- _Directions for this task_
Without the pictures, output the records below word for word.

- _Data rows_
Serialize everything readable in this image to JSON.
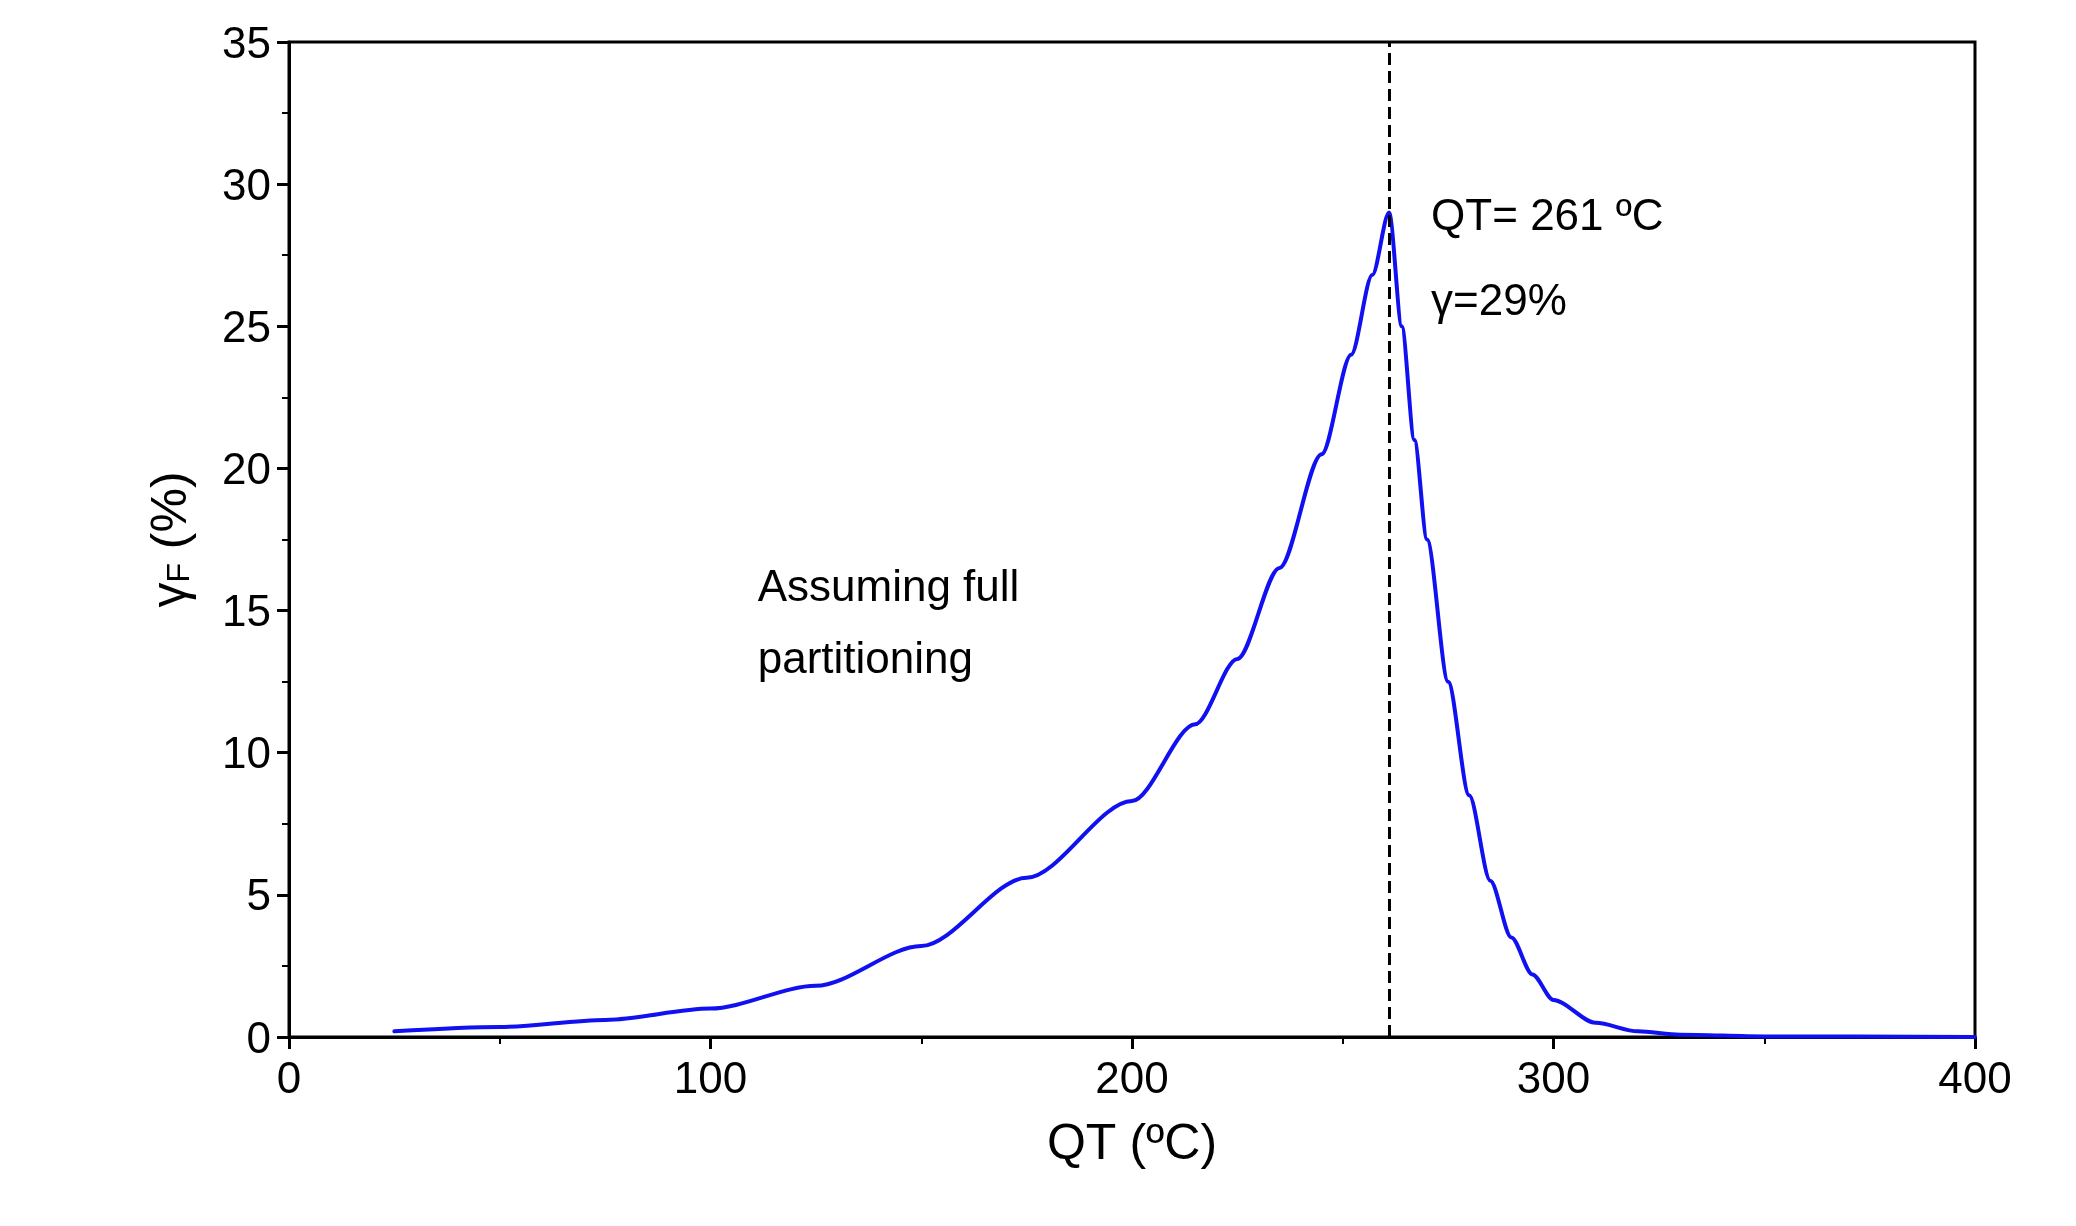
{
  "chart_data": {
    "type": "line",
    "xlabel": "QT (ºC)",
    "ylabel": "γ$_{F}$ (%)",
    "x": [
      25,
      50,
      75,
      100,
      125,
      150,
      175,
      200,
      215,
      225,
      235,
      245,
      252,
      257,
      261,
      264,
      267,
      270,
      275,
      280,
      285,
      290,
      295,
      300,
      310,
      320,
      330,
      350,
      400
    ],
    "series": [
      {
        "color": "#1010f0",
        "values": [
          0.2,
          0.35,
          0.6,
          1.0,
          1.8,
          3.2,
          5.6,
          8.3,
          11,
          13.3,
          16.5,
          20.5,
          24,
          26.8,
          29,
          25,
          21,
          17.5,
          12.5,
          8.5,
          5.5,
          3.5,
          2.2,
          1.3,
          0.5,
          0.2,
          0.08,
          0.02,
          0
        ]
      }
    ],
    "xlim": [
      0,
      400
    ],
    "xticks": [
      0,
      100,
      200,
      300,
      400
    ],
    "ylim": [
      0,
      35
    ],
    "yticks": [
      0,
      5,
      10,
      15,
      20,
      25,
      30,
      35
    ],
    "grid": false,
    "marker": "none",
    "line_style": "solid",
    "ref_lines": [
      {
        "axis": "x",
        "value": 261,
        "color": "#000000",
        "line_style": "dashed"
      }
    ],
    "annotations": [
      {
        "text": "QT= 261 ºC",
        "x": 261,
        "y": 29
      },
      {
        "text": "γ=29%",
        "x": 261,
        "y": 29
      },
      "Assuming full partitioning"
    ]
  }
}
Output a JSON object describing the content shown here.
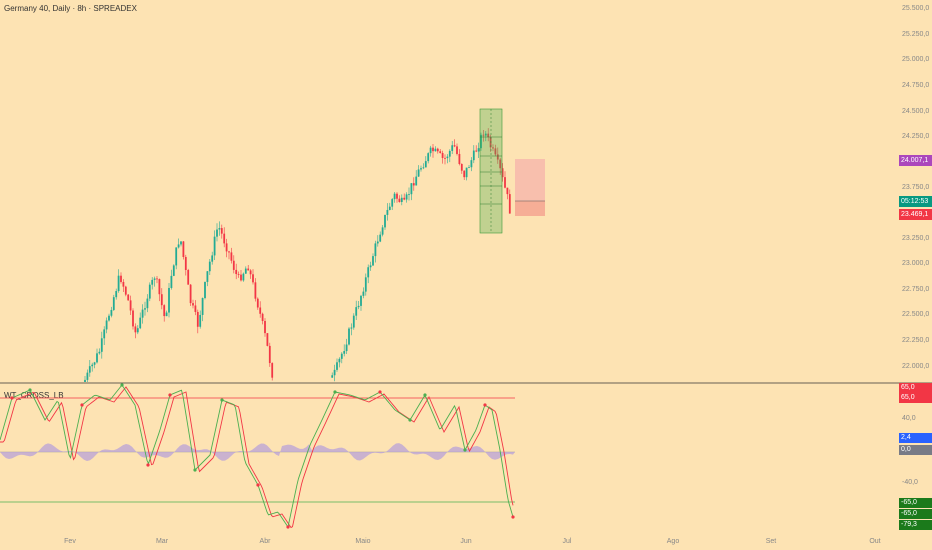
{
  "header": {
    "title": "Germany 40, Daily · 8h · SPREADEX"
  },
  "indicator": {
    "title": "WT_CROSS_LB"
  },
  "price_axis": {
    "ticks": [
      "25.500,0",
      "25.250,0",
      "25.000,0",
      "24.750,0",
      "24.500,0",
      "24.250,0",
      "23.750,0",
      "23.250,0",
      "23.000,0",
      "22.750,0",
      "22.500,0",
      "22.250,0",
      "22.000,0"
    ]
  },
  "time_axis": {
    "ticks": [
      "Fev",
      "Mar",
      "Abr",
      "Maio",
      "Jun",
      "Jul",
      "Ago",
      "Set",
      "Out"
    ]
  },
  "tags": {
    "price_purple": "24.007,1",
    "countdown": "05:12:53",
    "last_price": "23.469,1"
  },
  "indicator_axis": {
    "ticks": [
      "40,0",
      "-40,0"
    ],
    "tags": [
      "65,0",
      "65,0",
      "2,4",
      "0,0",
      "-65,0",
      "-65,0",
      "-79,3"
    ]
  },
  "colors": {
    "background": "#fde3b3",
    "up": "#22ab94",
    "down": "#f23645",
    "tag_purple": "#ab47bc",
    "tag_teal": "#089981",
    "tag_red": "#f23645",
    "tag_blue": "#2962ff",
    "tag_gray": "#787b86",
    "tag_green": "#1b7a1b",
    "wt_line": "#4caf50",
    "wt_signal": "#f23645",
    "histogram": "#b39ddb",
    "overbought_line": "#f23645",
    "oversold_line": "#4caf50"
  }
}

- _Correct response_
Serialize everything readable in this image to JSON.
{
  "chart_data": {
    "type": "line",
    "xlabel": "QT (ºC)",
    "ylabel": "γ$_{F}$ (%)",
    "x": [
      25,
      50,
      75,
      100,
      125,
      150,
      175,
      200,
      215,
      225,
      235,
      245,
      252,
      257,
      261,
      264,
      267,
      270,
      275,
      280,
      285,
      290,
      295,
      300,
      310,
      320,
      330,
      350,
      400
    ],
    "series": [
      {
        "color": "#1010f0",
        "values": [
          0.2,
          0.35,
          0.6,
          1.0,
          1.8,
          3.2,
          5.6,
          8.3,
          11,
          13.3,
          16.5,
          20.5,
          24,
          26.8,
          29,
          25,
          21,
          17.5,
          12.5,
          8.5,
          5.5,
          3.5,
          2.2,
          1.3,
          0.5,
          0.2,
          0.08,
          0.02,
          0
        ]
      }
    ],
    "xlim": [
      0,
      400
    ],
    "xticks": [
      0,
      100,
      200,
      300,
      400
    ],
    "ylim": [
      0,
      35
    ],
    "yticks": [
      0,
      5,
      10,
      15,
      20,
      25,
      30,
      35
    ],
    "grid": false,
    "marker": "none",
    "line_style": "solid",
    "ref_lines": [
      {
        "axis": "x",
        "value": 261,
        "color": "#000000",
        "line_style": "dashed"
      }
    ],
    "annotations": [
      {
        "text": "QT= 261 ºC",
        "x": 261,
        "y": 29
      },
      {
        "text": "γ=29%",
        "x": 261,
        "y": 29
      },
      "Assuming full partitioning"
    ]
  }
}
Output a JSON object describing the content shown here.
{
  "header": {
    "title": "Germany 40, Daily · 8h · SPREADEX"
  },
  "indicator": {
    "title": "WT_CROSS_LB"
  },
  "price_axis": {
    "ticks": [
      "25.500,0",
      "25.250,0",
      "25.000,0",
      "24.750,0",
      "24.500,0",
      "24.250,0",
      "23.750,0",
      "23.250,0",
      "23.000,0",
      "22.750,0",
      "22.500,0",
      "22.250,0",
      "22.000,0"
    ]
  },
  "time_axis": {
    "ticks": [
      "Fev",
      "Mar",
      "Abr",
      "Maio",
      "Jun",
      "Jul",
      "Ago",
      "Set",
      "Out"
    ]
  },
  "tags": {
    "price_purple": "24.007,1",
    "countdown": "05:12:53",
    "last_price": "23.469,1"
  },
  "indicator_axis": {
    "ticks": [
      "40,0",
      "-40,0"
    ],
    "tags": [
      "65,0",
      "65,0",
      "2,4",
      "0,0",
      "-65,0",
      "-65,0",
      "-79,3"
    ]
  },
  "colors": {
    "background": "#fde3b3",
    "up": "#22ab94",
    "down": "#f23645",
    "tag_purple": "#ab47bc",
    "tag_teal": "#089981",
    "tag_red": "#f23645",
    "tag_blue": "#2962ff",
    "tag_gray": "#787b86",
    "tag_green": "#1b7a1b",
    "wt_line": "#4caf50",
    "wt_signal": "#f23645",
    "histogram": "#b39ddb",
    "overbought_line": "#f23645",
    "oversold_line": "#4caf50"
  }
}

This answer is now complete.